On November 20 and 21, 2011, the United States, United Kingdom and Canada announced coordinated sanctions on the Islamic Republic of Iran in response to the recently released International Atomic Energy Agency (IAEA) report detailing Iran's continued development of its nuclear weapons program.  The new sanctions measures largely focus on further isolating Iran's financial and petroleum sectors in an effort to pressure the Iranian government to comply with its international obligations.  The European Union is expected to adopt similar measures shortly.  

United States

The United States announced a series of actions that expand its existing sanctions on Iran.

1. Executive Order 13590

On November 20, 2011, President Obama signed Executive Order (E.O.) 13590, expanding energy-related sanctions on Iran. [1]  This E.O. authorizes the Secretary of State to impose selected sanctions on persons who knowingly sell, lease or provide goods, services, technology or support to Iran that could directly and significantly:

  • Contribute to the enhancement of Iran's ability to develop its petroleum resources, provided that a single transaction has a fair market value of $1 million or more, or a series of transactions from the same entity total $5 million or more over a 12-month period; or
  • Facilitate the maintenance or expansion of Iran's domestic production of petrochemical products, provided that a single transaction has a fair market value of $250,000 or more, or a series of transactions from the same entity total $1 million or more over a 12-month period.

The term "to develop" petroleum resources means to "explore for, or to extract, refine, or transport by pipeline, petroleum resources," which includes petroleum, oil, natural gas, liquefied natural gas and refined petroleum products.  Petrochemical products include, but are not limited to, any aromatic, olefin and synthesis gas, as well as their derivatives.  The State Department has indicated its intent to start a global diplomatic campaign to persuade buyers of Iranian petrochemical products to find other sources, but the Department has not suggested it will sanction those who continue such purchases.  Rather, the Department's guidance states that "[t]he Executive Order would not cover the purchase of petroleum resources or petrochemical products from Iran, or the shipping of those products from Iran, absent other sanctionable conduct." [2] 

The E.O. provides the Secretary of State with broad authority to impose sanctions, which could include prohibitions on: (1) foreign exchange transactions; (2) banking transactions; (3) property transactions within the United States; (4) U.S. Export-Import Bank financing; (5) U.S. export licenses; (6) imports into the United States; (7) loans of more than $10 million from U.S. financial institutions; (8) U.S. government procurement contracts; and (9) for financial institutions, designation as a primary dealer or repository of U.S. government funds.

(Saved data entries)
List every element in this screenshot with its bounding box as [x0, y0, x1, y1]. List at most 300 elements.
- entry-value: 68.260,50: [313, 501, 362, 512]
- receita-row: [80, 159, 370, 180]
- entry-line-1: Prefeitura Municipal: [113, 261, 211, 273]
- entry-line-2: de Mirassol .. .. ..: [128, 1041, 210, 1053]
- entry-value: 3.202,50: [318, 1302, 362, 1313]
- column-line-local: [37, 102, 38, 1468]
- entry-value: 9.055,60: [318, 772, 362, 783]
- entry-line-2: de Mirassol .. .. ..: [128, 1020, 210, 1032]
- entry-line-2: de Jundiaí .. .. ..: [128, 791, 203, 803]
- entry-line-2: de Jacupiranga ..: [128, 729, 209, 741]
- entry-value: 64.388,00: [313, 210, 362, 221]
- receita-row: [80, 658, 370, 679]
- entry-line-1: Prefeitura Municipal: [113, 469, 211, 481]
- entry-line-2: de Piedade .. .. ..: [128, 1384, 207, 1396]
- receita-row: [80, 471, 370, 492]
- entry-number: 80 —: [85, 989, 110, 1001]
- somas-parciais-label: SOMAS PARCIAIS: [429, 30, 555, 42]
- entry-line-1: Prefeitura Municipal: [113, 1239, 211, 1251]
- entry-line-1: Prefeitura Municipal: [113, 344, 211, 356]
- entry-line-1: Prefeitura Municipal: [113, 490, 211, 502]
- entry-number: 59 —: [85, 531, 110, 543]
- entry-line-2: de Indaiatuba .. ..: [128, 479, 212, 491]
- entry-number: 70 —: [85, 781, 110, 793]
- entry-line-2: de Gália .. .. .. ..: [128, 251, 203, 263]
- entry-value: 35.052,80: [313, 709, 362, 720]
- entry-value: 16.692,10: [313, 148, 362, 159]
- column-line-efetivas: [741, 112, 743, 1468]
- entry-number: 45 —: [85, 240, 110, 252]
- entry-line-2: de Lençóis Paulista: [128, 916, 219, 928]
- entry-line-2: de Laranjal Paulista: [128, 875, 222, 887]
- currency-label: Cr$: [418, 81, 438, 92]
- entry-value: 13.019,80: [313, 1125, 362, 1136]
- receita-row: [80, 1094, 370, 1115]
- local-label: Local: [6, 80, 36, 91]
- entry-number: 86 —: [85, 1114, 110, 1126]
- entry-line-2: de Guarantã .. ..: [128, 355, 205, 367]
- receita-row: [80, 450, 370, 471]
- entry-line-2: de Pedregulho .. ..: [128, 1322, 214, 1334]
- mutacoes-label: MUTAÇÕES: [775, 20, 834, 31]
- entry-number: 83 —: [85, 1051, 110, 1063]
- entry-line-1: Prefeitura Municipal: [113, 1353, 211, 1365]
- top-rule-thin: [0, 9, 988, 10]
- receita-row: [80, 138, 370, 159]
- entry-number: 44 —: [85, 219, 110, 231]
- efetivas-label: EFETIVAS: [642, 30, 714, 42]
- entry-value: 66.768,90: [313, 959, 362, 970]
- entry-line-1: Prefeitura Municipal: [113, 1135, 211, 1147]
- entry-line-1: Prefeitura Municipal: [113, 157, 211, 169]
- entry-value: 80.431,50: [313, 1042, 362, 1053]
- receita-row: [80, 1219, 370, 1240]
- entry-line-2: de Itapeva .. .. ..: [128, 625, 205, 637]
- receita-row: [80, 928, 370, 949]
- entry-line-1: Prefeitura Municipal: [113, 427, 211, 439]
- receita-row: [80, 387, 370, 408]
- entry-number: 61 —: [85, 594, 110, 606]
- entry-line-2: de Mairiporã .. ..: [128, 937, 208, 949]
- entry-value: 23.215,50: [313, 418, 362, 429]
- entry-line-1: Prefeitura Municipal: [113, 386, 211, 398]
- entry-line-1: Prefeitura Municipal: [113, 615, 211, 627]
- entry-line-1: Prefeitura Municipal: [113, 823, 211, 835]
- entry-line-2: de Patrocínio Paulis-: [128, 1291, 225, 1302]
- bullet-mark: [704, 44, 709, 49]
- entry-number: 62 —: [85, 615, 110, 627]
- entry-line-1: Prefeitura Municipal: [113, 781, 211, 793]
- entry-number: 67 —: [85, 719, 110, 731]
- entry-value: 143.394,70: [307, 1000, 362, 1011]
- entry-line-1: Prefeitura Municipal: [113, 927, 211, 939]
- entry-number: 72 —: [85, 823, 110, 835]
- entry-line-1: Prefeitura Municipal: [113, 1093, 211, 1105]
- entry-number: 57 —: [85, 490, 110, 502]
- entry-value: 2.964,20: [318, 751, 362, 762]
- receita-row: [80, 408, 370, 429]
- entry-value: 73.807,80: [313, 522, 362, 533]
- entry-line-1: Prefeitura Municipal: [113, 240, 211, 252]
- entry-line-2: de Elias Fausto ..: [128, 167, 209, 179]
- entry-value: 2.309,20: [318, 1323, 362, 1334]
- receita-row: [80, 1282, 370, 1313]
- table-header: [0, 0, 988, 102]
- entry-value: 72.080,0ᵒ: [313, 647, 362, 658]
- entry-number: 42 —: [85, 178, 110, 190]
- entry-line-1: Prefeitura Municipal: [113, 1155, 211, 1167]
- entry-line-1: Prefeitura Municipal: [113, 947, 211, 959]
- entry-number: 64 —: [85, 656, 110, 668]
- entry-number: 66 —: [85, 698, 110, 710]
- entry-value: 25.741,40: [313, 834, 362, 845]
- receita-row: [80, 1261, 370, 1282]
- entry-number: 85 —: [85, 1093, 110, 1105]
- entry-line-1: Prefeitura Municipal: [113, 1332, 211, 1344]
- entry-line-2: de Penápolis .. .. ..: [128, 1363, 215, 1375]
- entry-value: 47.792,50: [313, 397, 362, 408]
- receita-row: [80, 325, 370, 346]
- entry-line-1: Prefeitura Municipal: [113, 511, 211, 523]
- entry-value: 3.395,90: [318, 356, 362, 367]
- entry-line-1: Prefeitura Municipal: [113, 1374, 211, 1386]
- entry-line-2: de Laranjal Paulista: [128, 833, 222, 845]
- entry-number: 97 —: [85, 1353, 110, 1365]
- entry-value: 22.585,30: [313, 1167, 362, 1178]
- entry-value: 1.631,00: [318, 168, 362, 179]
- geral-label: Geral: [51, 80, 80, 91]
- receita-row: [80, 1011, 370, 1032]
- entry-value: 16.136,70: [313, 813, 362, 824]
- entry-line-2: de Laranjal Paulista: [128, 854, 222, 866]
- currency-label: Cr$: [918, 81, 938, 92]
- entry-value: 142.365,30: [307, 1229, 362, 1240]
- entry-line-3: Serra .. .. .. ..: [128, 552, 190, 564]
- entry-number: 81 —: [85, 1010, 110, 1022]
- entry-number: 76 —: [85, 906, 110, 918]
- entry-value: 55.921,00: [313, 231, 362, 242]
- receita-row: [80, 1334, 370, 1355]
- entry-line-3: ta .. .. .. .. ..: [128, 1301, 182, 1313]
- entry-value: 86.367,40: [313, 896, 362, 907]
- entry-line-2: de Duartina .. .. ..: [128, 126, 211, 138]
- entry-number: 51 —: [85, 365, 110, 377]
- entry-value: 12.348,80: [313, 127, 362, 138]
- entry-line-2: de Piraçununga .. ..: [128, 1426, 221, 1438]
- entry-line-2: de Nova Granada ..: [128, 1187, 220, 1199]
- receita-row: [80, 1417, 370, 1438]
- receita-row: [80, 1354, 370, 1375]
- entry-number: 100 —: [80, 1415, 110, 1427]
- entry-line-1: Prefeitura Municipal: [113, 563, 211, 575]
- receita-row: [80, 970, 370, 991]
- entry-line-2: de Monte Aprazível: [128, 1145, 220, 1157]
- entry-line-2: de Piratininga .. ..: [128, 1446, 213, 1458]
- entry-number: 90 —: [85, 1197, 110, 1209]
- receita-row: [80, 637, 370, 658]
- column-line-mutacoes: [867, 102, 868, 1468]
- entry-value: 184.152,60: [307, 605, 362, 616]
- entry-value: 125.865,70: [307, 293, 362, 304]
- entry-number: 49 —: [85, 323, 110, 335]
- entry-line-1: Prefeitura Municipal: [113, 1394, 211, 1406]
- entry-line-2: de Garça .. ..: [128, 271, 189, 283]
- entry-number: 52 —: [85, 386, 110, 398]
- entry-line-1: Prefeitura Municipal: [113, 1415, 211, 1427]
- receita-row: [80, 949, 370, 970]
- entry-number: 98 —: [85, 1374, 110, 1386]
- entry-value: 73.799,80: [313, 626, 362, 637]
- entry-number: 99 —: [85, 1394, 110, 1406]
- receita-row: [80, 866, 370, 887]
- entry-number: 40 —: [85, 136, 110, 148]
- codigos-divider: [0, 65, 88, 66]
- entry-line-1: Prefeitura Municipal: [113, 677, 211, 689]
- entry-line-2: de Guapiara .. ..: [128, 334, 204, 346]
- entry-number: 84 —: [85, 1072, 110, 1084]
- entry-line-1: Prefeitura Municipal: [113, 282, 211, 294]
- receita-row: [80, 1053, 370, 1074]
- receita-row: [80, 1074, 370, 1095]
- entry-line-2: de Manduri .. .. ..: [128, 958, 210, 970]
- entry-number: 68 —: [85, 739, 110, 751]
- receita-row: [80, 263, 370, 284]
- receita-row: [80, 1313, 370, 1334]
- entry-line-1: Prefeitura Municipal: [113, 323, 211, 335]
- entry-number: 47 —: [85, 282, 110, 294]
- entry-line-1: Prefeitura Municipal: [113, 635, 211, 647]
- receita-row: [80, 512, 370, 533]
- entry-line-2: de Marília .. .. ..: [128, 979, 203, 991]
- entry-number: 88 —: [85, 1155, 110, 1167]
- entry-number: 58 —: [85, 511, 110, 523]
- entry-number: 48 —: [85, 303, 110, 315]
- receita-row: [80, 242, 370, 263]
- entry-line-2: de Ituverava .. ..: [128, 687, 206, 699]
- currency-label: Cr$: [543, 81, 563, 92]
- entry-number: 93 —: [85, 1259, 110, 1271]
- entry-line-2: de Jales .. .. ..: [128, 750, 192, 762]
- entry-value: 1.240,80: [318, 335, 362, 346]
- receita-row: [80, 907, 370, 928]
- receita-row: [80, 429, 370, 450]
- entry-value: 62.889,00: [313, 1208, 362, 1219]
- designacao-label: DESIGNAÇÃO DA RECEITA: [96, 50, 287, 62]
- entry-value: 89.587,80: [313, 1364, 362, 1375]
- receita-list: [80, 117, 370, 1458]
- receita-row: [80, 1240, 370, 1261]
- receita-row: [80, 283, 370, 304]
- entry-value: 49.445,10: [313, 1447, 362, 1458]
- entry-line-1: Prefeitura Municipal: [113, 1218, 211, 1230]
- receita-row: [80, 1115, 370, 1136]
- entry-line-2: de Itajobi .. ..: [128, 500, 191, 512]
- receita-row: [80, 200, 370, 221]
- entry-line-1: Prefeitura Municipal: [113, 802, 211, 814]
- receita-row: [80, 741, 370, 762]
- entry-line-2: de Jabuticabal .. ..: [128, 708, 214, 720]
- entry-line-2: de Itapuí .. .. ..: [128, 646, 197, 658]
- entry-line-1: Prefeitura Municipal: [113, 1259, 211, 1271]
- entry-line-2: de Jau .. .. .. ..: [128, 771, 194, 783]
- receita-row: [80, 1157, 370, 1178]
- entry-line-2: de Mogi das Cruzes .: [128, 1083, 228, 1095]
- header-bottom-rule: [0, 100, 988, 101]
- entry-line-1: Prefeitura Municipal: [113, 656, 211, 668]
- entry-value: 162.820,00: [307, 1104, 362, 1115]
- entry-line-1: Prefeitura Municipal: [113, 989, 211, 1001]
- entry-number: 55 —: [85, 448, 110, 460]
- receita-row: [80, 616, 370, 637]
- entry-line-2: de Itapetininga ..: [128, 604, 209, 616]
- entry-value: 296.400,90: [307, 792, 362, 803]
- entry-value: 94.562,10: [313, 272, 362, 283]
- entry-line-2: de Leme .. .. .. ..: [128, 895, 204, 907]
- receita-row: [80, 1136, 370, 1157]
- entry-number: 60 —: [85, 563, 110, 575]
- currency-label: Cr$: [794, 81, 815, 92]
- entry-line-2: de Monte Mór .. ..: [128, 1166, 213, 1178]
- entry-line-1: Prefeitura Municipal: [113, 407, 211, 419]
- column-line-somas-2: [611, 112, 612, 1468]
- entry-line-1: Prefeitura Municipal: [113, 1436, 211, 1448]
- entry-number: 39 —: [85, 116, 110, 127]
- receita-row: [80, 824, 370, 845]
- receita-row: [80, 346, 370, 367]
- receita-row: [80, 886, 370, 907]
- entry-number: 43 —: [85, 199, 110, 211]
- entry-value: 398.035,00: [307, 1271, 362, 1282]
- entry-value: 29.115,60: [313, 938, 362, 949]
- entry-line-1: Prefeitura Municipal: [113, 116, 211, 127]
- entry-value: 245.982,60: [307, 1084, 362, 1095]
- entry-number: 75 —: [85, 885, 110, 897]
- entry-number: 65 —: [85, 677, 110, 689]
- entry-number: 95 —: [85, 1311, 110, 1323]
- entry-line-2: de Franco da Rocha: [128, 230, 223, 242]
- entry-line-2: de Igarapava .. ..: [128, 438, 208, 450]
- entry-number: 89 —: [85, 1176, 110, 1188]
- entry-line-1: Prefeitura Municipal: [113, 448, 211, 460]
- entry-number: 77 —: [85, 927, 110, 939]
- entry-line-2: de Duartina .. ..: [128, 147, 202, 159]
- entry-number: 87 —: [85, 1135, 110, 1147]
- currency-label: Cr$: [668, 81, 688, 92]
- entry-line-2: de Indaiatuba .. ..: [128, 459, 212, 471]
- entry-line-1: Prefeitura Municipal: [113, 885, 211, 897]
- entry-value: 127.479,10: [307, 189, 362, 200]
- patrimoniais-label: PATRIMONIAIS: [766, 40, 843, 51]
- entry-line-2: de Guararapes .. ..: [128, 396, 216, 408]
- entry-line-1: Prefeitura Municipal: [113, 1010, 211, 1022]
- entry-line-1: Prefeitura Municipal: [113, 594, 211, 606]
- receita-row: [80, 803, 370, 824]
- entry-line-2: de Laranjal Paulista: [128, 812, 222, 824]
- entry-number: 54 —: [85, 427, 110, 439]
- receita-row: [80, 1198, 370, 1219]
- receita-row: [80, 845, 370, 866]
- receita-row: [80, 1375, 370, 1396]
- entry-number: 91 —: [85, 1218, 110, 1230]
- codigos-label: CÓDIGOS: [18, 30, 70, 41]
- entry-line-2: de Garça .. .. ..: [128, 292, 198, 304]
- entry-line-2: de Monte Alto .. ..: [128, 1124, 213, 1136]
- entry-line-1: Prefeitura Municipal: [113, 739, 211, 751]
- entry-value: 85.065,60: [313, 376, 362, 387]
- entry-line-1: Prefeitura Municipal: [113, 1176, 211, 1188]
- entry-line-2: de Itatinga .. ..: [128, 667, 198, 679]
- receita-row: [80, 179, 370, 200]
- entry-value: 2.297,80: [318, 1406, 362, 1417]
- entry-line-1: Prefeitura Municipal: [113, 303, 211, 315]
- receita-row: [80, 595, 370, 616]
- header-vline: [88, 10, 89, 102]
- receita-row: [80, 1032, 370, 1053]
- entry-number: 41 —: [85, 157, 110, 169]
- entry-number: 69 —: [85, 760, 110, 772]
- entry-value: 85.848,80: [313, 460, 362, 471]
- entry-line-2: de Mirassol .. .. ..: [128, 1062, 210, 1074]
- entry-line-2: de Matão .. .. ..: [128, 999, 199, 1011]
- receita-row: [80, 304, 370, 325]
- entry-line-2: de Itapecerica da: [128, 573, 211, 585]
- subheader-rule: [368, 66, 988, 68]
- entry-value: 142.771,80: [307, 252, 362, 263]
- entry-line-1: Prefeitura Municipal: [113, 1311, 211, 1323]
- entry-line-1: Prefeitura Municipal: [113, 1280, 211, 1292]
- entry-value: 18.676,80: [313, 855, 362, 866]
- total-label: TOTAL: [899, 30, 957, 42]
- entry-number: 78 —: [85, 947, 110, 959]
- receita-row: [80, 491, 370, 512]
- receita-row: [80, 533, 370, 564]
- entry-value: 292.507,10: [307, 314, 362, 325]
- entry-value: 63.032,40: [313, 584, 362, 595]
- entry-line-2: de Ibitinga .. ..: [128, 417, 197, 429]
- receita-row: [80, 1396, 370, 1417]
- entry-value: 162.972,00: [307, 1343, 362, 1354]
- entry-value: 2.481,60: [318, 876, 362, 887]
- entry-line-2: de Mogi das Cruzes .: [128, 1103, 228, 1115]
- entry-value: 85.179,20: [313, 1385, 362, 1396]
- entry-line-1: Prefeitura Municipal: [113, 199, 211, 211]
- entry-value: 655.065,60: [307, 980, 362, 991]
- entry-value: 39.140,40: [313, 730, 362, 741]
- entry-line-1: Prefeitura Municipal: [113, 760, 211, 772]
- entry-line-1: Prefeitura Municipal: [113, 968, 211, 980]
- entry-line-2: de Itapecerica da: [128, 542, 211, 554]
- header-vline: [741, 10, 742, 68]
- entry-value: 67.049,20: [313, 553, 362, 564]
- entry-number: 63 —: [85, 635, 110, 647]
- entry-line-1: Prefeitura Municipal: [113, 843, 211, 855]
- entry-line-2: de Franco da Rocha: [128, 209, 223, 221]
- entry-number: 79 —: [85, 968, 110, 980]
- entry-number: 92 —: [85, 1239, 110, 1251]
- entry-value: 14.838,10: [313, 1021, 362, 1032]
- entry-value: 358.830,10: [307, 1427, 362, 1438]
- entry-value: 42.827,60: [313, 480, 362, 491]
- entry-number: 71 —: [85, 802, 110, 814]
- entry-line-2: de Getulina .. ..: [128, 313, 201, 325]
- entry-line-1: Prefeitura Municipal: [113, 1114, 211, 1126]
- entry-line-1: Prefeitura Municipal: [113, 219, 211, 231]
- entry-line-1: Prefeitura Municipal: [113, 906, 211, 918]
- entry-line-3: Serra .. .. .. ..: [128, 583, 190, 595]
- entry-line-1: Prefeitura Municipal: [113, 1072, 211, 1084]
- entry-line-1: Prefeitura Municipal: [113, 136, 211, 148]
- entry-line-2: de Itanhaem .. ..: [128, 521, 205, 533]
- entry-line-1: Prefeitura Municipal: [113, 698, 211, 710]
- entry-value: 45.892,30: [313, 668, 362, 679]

_Things to do_:
A – Under Executive Order 13590, as described in the sanctions summary, what fair market value must a single transaction reach to be covered when it supports Iran's domestic production of petrochemical products?
B – Return verbatim the passage of the sanctions summary from "On November 20 and" to "similar measures shortly.".

_Results_:
A – $250,000 or more.

B –
On November 20 and 21, 2011, the United States, United Kingdom and Canada announced coordinated sanctions on the Islamic Republic of Iran in response to the recently released International Atomic Energy Agency (IAEA) report detailing Iran's continued development of its nuclear weapons program.  The new sanctions measures largely focus on further isolating Iran's financial and petroleum sectors in an effort to pressure the Iranian government to comply with its international obligations.  The European Union is expected to adopt similar measures shortly.